## WHAT TO DO
Copy out all lines that hold "name".
# START OF INPUT ROWS
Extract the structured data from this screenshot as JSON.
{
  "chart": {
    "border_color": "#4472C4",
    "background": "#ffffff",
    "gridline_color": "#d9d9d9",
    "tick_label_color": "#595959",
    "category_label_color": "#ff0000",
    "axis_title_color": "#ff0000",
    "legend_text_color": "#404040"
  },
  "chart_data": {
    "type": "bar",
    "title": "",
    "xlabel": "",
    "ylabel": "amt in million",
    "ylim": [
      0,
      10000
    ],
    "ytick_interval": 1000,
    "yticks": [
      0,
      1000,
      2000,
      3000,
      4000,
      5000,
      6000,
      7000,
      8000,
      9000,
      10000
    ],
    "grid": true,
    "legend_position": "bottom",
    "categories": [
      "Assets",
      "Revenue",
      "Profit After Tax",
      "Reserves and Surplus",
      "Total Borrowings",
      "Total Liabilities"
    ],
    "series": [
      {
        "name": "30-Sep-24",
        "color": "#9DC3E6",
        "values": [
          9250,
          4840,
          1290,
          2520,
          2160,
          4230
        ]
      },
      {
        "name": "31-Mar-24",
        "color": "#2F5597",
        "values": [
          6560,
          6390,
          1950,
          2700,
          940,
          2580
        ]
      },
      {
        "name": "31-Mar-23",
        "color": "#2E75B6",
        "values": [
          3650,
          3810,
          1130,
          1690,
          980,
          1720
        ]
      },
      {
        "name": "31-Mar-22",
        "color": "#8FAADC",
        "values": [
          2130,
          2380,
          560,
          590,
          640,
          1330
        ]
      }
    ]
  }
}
# END OF INPUT ROWS
## FULL ANSWER
        "name": "30-Sep-24",
        "name": "31-Mar-24",
        "name": "31-Mar-23",
        "name": "31-Mar-22",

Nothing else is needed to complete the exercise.